Instructions to follow ▸
Provide the data again in its entirety, exactly as given.

Supplied material ▸
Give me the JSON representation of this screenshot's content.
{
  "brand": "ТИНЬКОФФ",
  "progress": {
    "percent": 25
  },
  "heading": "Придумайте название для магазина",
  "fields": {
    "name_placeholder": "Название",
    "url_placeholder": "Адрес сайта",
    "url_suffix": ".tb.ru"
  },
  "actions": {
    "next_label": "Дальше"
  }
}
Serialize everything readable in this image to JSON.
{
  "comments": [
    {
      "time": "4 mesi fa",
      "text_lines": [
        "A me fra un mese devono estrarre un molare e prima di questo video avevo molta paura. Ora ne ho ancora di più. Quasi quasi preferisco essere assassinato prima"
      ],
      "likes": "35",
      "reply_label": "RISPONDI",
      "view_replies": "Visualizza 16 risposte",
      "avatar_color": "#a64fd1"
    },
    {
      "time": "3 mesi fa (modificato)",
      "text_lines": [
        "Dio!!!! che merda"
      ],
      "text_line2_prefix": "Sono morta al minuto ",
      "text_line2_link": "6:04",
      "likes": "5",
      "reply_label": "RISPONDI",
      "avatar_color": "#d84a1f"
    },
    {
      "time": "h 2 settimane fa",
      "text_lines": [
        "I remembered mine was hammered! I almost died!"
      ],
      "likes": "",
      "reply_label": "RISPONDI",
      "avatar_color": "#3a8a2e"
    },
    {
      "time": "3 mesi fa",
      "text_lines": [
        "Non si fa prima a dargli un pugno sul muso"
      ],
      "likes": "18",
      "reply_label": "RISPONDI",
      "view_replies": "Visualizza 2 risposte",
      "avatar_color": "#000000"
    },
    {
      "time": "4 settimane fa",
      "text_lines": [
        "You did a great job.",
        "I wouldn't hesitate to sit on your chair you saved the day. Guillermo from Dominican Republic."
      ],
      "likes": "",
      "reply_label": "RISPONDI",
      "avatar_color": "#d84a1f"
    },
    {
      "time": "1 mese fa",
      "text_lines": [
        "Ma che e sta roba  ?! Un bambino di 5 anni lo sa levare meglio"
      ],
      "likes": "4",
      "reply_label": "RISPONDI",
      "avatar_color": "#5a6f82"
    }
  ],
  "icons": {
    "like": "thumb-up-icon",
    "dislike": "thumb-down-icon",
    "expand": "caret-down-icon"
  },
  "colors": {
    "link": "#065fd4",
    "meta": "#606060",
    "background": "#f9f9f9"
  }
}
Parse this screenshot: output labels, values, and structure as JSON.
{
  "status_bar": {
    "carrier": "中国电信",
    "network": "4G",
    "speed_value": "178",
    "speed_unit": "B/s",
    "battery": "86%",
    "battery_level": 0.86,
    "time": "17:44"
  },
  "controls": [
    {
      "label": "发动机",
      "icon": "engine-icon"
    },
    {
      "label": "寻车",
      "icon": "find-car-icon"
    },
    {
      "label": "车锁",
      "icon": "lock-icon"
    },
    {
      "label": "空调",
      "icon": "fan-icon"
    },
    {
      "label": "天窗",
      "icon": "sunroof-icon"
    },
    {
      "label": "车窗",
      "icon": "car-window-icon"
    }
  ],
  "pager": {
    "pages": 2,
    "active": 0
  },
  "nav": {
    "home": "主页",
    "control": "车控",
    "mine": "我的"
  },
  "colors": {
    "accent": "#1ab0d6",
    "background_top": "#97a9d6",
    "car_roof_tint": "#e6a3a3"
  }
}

Response below ▸
Give me the JSON representation of this screenshot's content.
{
  "brand": "ТИНЬКОФФ",
  "progress": {
    "percent": 25
  },
  "heading": "Придумайте название для магазина",
  "fields": {
    "name_placeholder": "Название",
    "url_placeholder": "Адрес сайта",
    "url_suffix": ".tb.ru"
  },
  "actions": {
    "next_label": "Дальше"
  }
}
Serialize everything readable in this image to JSON.
{
  "comments": [
    {
      "time": "4 mesi fa",
      "text_lines": [
        "A me fra un mese devono estrarre un molare e prima di questo video avevo molta paura. Ora ne ho ancora di più. Quasi quasi preferisco essere assassinato prima"
      ],
      "likes": "35",
      "reply_label": "RISPONDI",
      "view_replies": "Visualizza 16 risposte",
      "avatar_color": "#a64fd1"
    },
    {
      "time": "3 mesi fa (modificato)",
      "text_lines": [
        "Dio!!!! che merda"
      ],
      "text_line2_prefix": "Sono morta al minuto ",
      "text_line2_link": "6:04",
      "likes": "5",
      "reply_label": "RISPONDI",
      "avatar_color": "#d84a1f"
    },
    {
      "time": "h 2 settimane fa",
      "text_lines": [
        "I remembered mine was hammered! I almost died!"
      ],
      "likes": "",
      "reply_label": "RISPONDI",
      "avatar_color": "#3a8a2e"
    },
    {
      "time": "3 mesi fa",
      "text_lines": [
        "Non si fa prima a dargli un pugno sul muso"
      ],
      "likes": "18",
      "reply_label": "RISPONDI",
      "view_replies": "Visualizza 2 risposte",
      "avatar_color": "#000000"
    },
    {
      "time": "4 settimane fa",
      "text_lines": [
        "You did a great job.",
        "I wouldn't hesitate to sit on your chair you saved the day. Guillermo from Dominican Republic."
      ],
      "likes": "",
      "reply_label": "RISPONDI",
      "avatar_color": "#d84a1f"
    },
    {
      "time": "1 mese fa",
      "text_lines": [
        "Ma che e sta roba  ?! Un bambino di 5 anni lo sa levare meglio"
      ],
      "likes": "4",
      "reply_label": "RISPONDI",
      "avatar_color": "#5a6f82"
    }
  ],
  "icons": {
    "like": "thumb-up-icon",
    "dislike": "thumb-down-icon",
    "expand": "caret-down-icon"
  },
  "colors": {
    "link": "#065fd4",
    "meta": "#606060",
    "background": "#f9f9f9"
  }
}
Parse this screenshot: output labels, values, and structure as JSON.
{
  "status_bar": {
    "carrier": "中国电信",
    "network": "4G",
    "speed_value": "178",
    "speed_unit": "B/s",
    "battery": "86%",
    "battery_level": 0.86,
    "time": "17:44"
  },
  "controls": [
    {
      "label": "发动机",
      "icon": "engine-icon"
    },
    {
      "label": "寻车",
      "icon": "find-car-icon"
    },
    {
      "label": "车锁",
      "icon": "lock-icon"
    },
    {
      "label": "空调",
      "icon": "fan-icon"
    },
    {
      "label": "天窗",
      "icon": "sunroof-icon"
    },
    {
      "label": "车窗",
      "icon": "car-window-icon"
    }
  ],
  "pager": {
    "pages": 2,
    "active": 0
  },
  "nav": {
    "home": "主页",
    "control": "车控",
    "mine": "我的"
  },
  "colors": {
    "accent": "#1ab0d6",
    "background_top": "#97a9d6",
    "car_roof_tint": "#e6a3a3"
  }
}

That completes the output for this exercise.